▶ **Extracted data**:
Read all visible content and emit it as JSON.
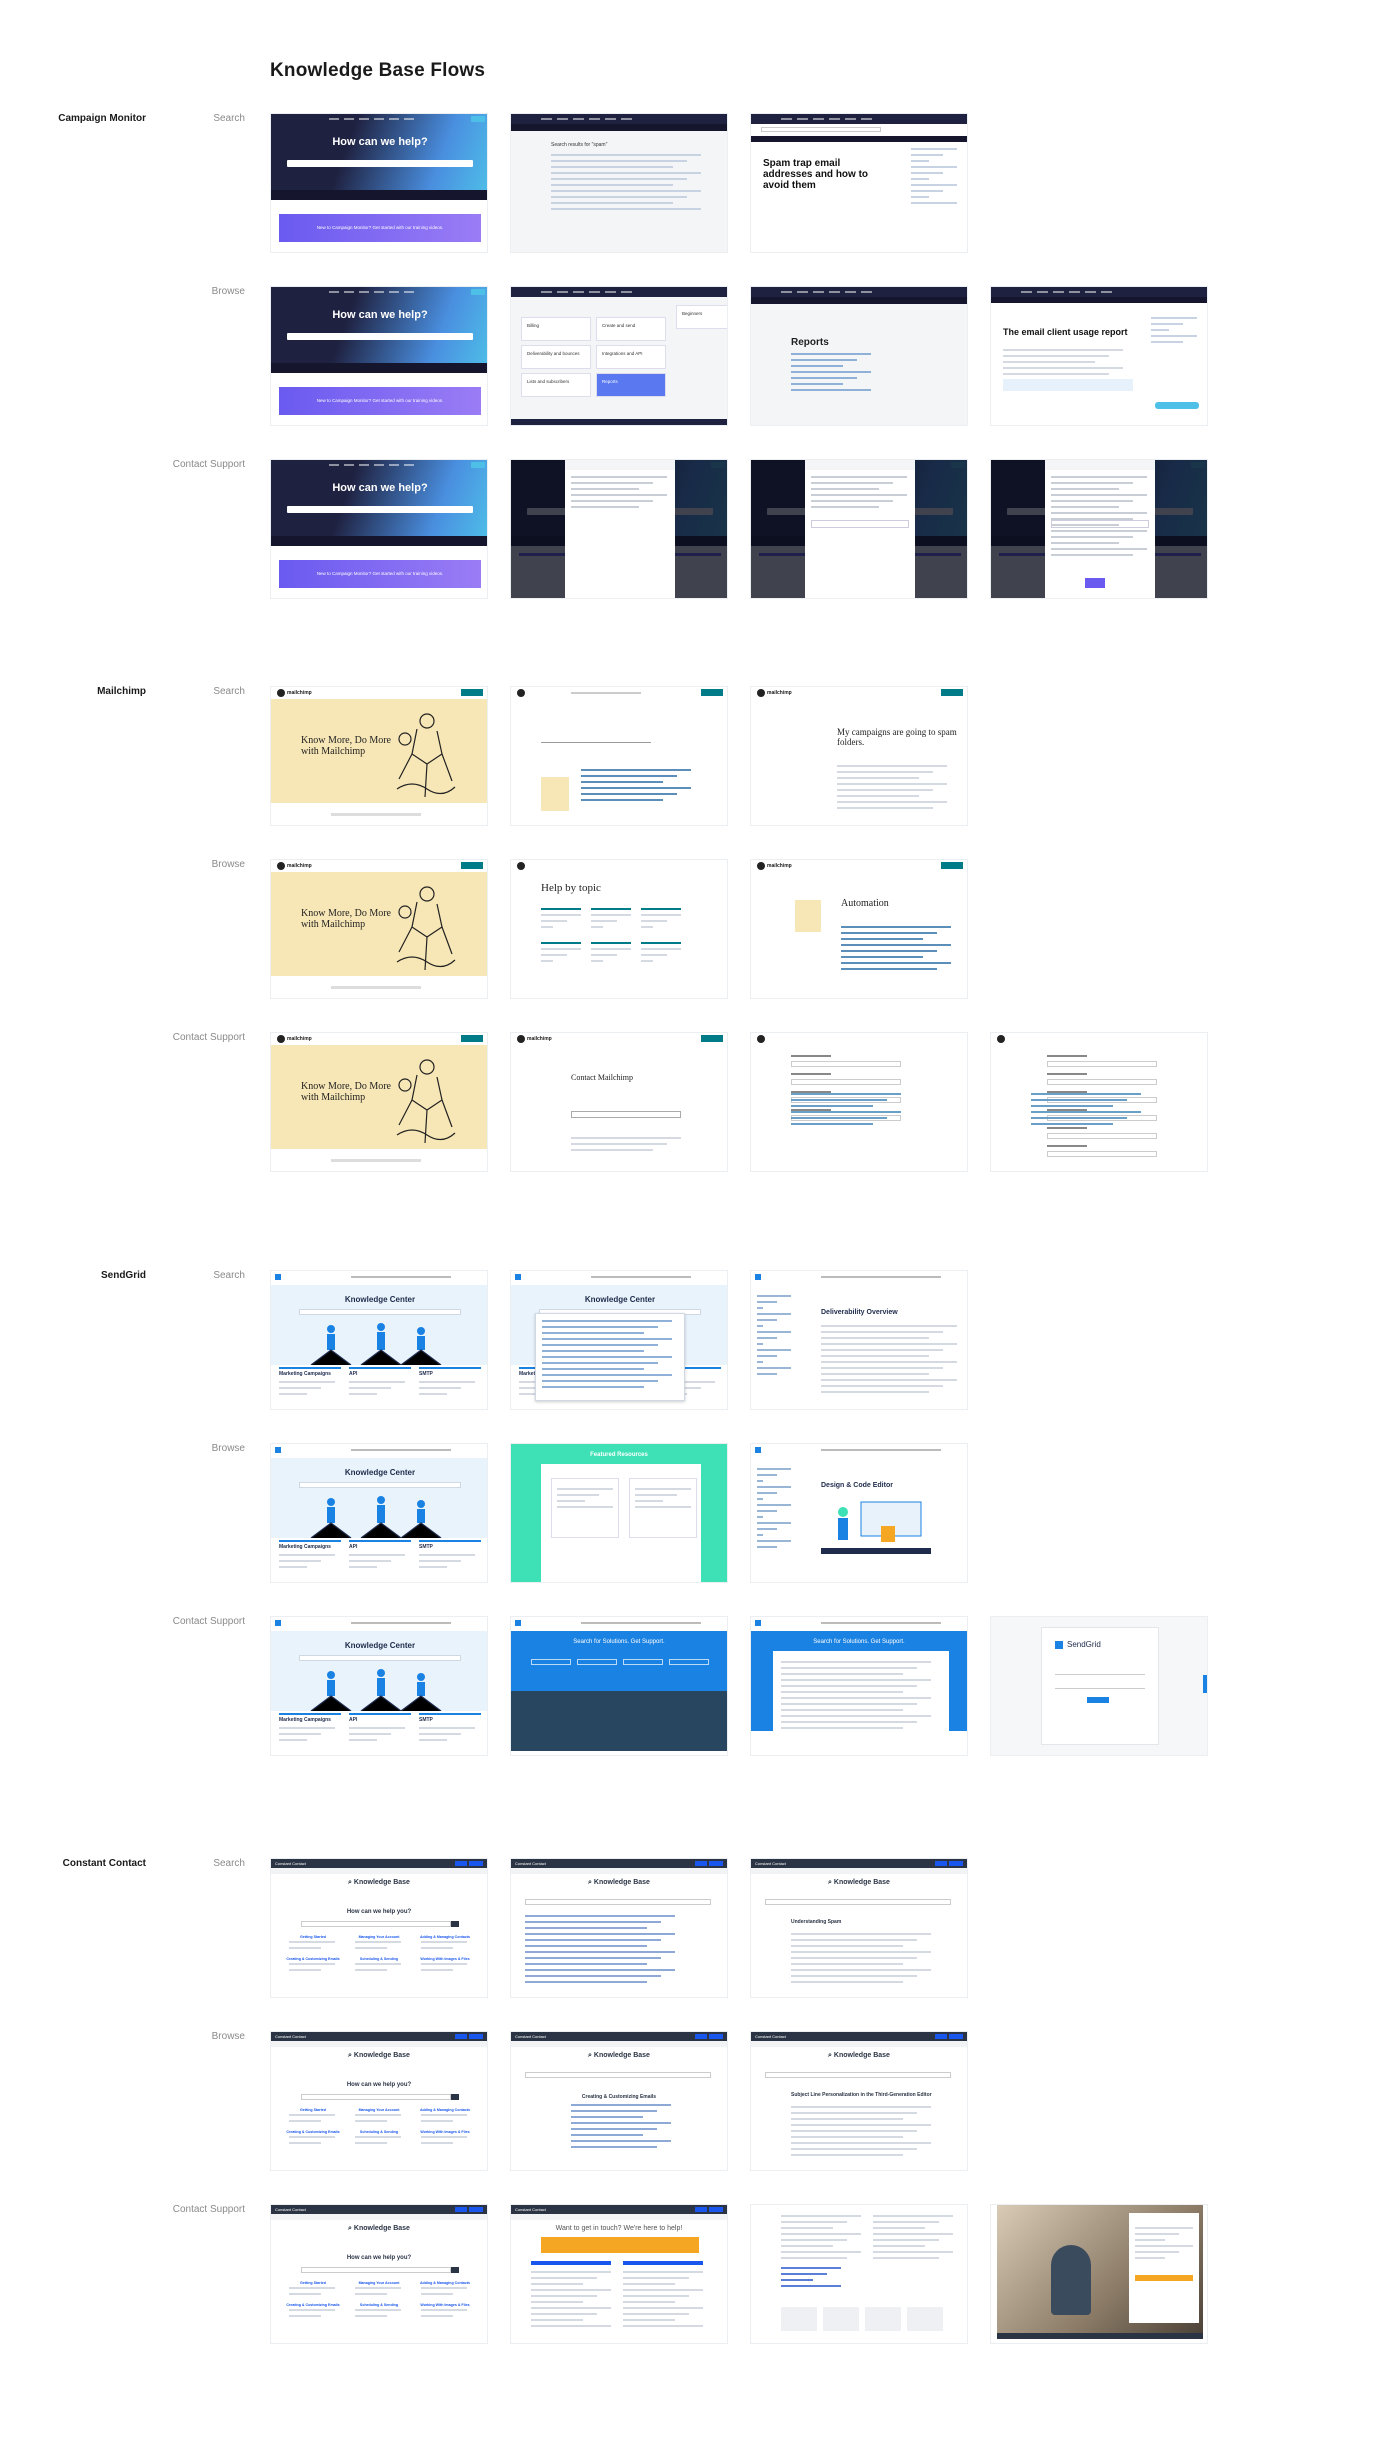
{
  "page": {
    "title": "Knowledge Base Flows"
  },
  "colors": {
    "cm_navy": "#1f2140",
    "cm_blue": "#4a8fe0",
    "cm_cyan": "#4ec0e8",
    "cm_purple": "#6a5af0",
    "mc_yellow": "#f8e7b6",
    "mc_teal": "#007c89",
    "sg_blue": "#1a82e2",
    "sg_light": "#e9f3fb",
    "sg_mint": "#3ee0b5",
    "cc_navy": "#2b3445",
    "cc_blue": "#1856ed",
    "cc_orange": "#f5a623"
  },
  "companies": [
    {
      "name": "Campaign Monitor",
      "flows": [
        "Search",
        "Browse",
        "Contact Support"
      ]
    },
    {
      "name": "Mailchimp",
      "flows": [
        "Search",
        "Browse",
        "Contact Support"
      ]
    },
    {
      "name": "SendGrid",
      "flows": [
        "Search",
        "Browse",
        "Contact Support"
      ]
    },
    {
      "name": "Constant Contact",
      "flows": [
        "Search",
        "Browse",
        "Contact Support"
      ]
    }
  ],
  "screens": {
    "cm_hero": "How can we help?",
    "cm_banner": "New to Campaign Monitor? Get started with our training videos.",
    "cm_results": "Search results for \"spam\"",
    "cm_article": "Spam trap email addresses and how to avoid them",
    "cm_browse_cats": [
      "Billing",
      "Create and send",
      "Beginners",
      "Deliverability and bounces",
      "Integrations and API",
      "Lists and subscribers",
      "Reports"
    ],
    "cm_reports": "Reports",
    "cm_usage": "The email client usage report",
    "mc_hero": "Know More, Do More with Mailchimp",
    "mc_article": "My campaigns are going to spam folders.",
    "mc_topic": "Help by topic",
    "mc_automation": "Automation",
    "mc_contact": "Contact Mailchimp",
    "mc_logo": "mailchimp",
    "sg_hero": "Knowledge Center",
    "sg_cards": [
      "Marketing Campaigns",
      "API",
      "SMTP"
    ],
    "sg_deliverability": "Deliverability Overview",
    "sg_design": "Design & Code Editor",
    "sg_support": "Search for Solutions. Get Support.",
    "sg_logo": "SendGrid",
    "cc_kb": "Knowledge Base",
    "cc_help": "How can we help you?",
    "cc_spam": "Understanding Spam",
    "cc_contact": "Want to get in touch? We're here to help!",
    "cc_subject": "Subject Line Personalization in the Third-Generation Editor",
    "cc_topics": [
      "Getting Started",
      "Managing Your Account",
      "Adding & Managing Contacts",
      "Creating & Customizing Emails",
      "Scheduling & Sending",
      "Working With Images & Files"
    ]
  }
}
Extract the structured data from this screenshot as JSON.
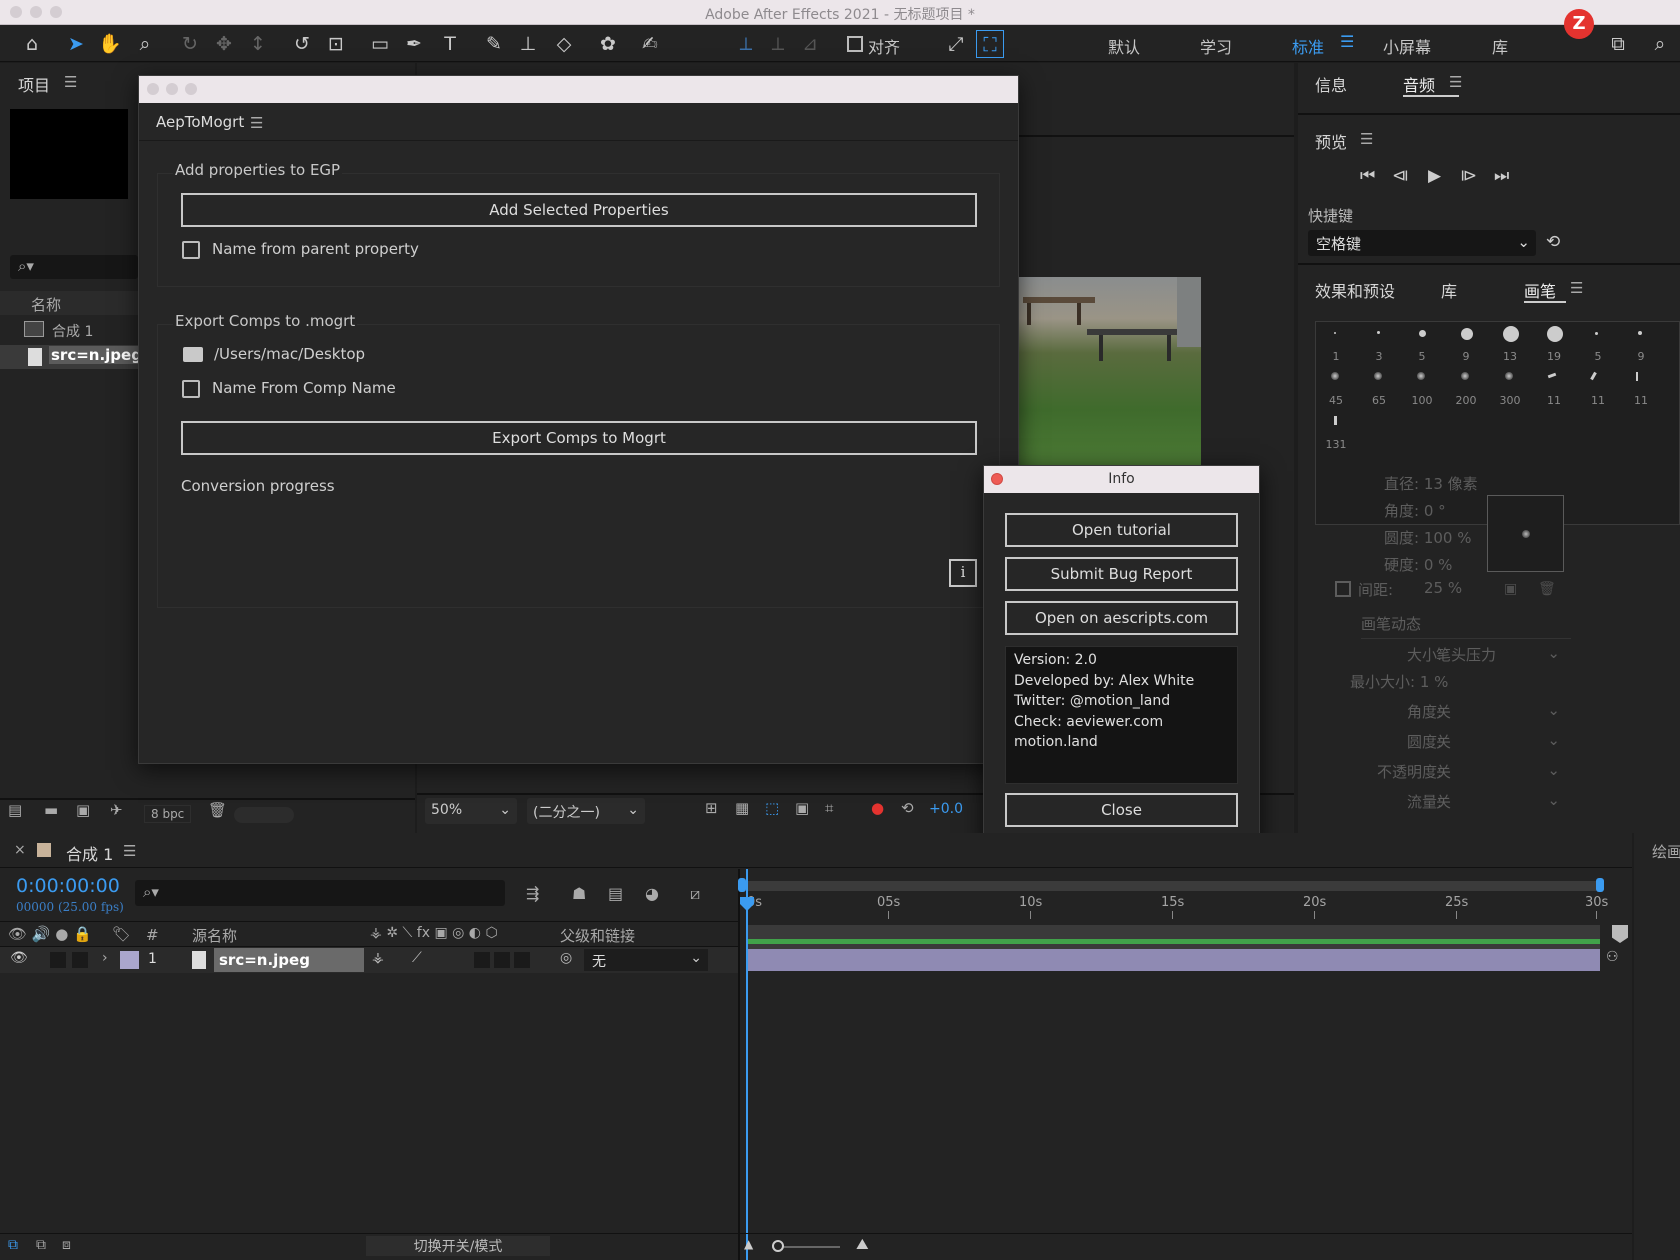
{
  "window": {
    "title": "Adobe After Effects 2021 - 无标题项目 *"
  },
  "workspaces": [
    "默认",
    "学习",
    "标准",
    "小屏幕",
    "库"
  ],
  "workspace_active": "标准",
  "toolbar": {
    "align_label": "对齐"
  },
  "project": {
    "title": "项目",
    "search_placeholder": "",
    "col_name": "名称",
    "items": [
      {
        "name": "合成 1"
      },
      {
        "name": "src=n.jpeg"
      }
    ],
    "bpc": "8 bpc"
  },
  "plugin": {
    "title": "AepToMogrt",
    "group1": "Add properties to EGP",
    "add_selected": "Add Selected Properties",
    "name_from_parent": "Name from parent property",
    "group2": "Export Comps to .mogrt",
    "path": "/Users/mac/Desktop",
    "name_from_comp": "Name From Comp Name",
    "export_btn": "Export Comps to Mogrt",
    "progress_label": "Conversion progress",
    "info_icon": "i"
  },
  "info_dialog": {
    "title": "Info",
    "open_tutorial": "Open tutorial",
    "submit_bug": "Submit Bug Report",
    "open_aescripts": "Open on aescripts.com",
    "details": [
      "Version: 2.0",
      "Developed by: Alex White",
      "Twitter: @motion_land",
      "Check: aeviewer.com",
      "motion.land"
    ],
    "close": "Close"
  },
  "viewer": {
    "zoom": "50%",
    "resolution": "(二分之一)",
    "exposure": "+0.0"
  },
  "right_panels": {
    "info_tab": "信息",
    "audio_tab": "音频",
    "preview_title": "预览",
    "shortcut_label": "快捷键",
    "shortcut_value": "空格键",
    "effects_tab": "效果和预设",
    "library_tab": "库",
    "brush_tab": "画笔",
    "brush_sizes_row1": [
      "1",
      "3",
      "5",
      "9",
      "13",
      "19",
      "5",
      "9"
    ],
    "brush_sizes_row2": [
      "45",
      "65",
      "100",
      "200",
      "300",
      "11",
      "11",
      "11"
    ],
    "brush_sizes_row3": [
      "131"
    ],
    "diameter": "直径: 13 像素",
    "angle": "角度: 0 °",
    "roundness": "圆度: 100 %",
    "hardness": "硬度: 0 %",
    "spacing_label": "间距:",
    "spacing_value": "25 %",
    "dynamics_title": "画笔动态",
    "size_label": "大小:",
    "size_value": "笔头压力",
    "min_size": "最小大小: 1 %",
    "d_angle": "角度:",
    "d_roundness": "圆度:",
    "d_opacity": "不透明度:",
    "d_flow": "流量:",
    "off": "关",
    "paint_tab": "绘画"
  },
  "timeline": {
    "comp_tab": "合成 1",
    "timecode": "0:00:00:00",
    "frames": "00000 (25.00 fps)",
    "hdr_num": "#",
    "hdr_source": "源名称",
    "hdr_parent": "父级和链接",
    "ruler": [
      "0s",
      "05s",
      "10s",
      "15s",
      "20s",
      "25s",
      "30s"
    ],
    "layer": {
      "num": "1",
      "name": "src=n.jpeg",
      "parent": "无"
    },
    "toggle_modes": "切换开关/模式"
  },
  "colors": {
    "accent_blue": "#2d8ceb",
    "timecode_blue": "#3b9bf0",
    "layer_bar": "#8f8ab3",
    "workarea": "#41a24a"
  }
}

▶ **The exercise**:
Considering only the records above, state the number of lines that include the word "Comps", with nothing added.

▶ **Response for this exercise**:
2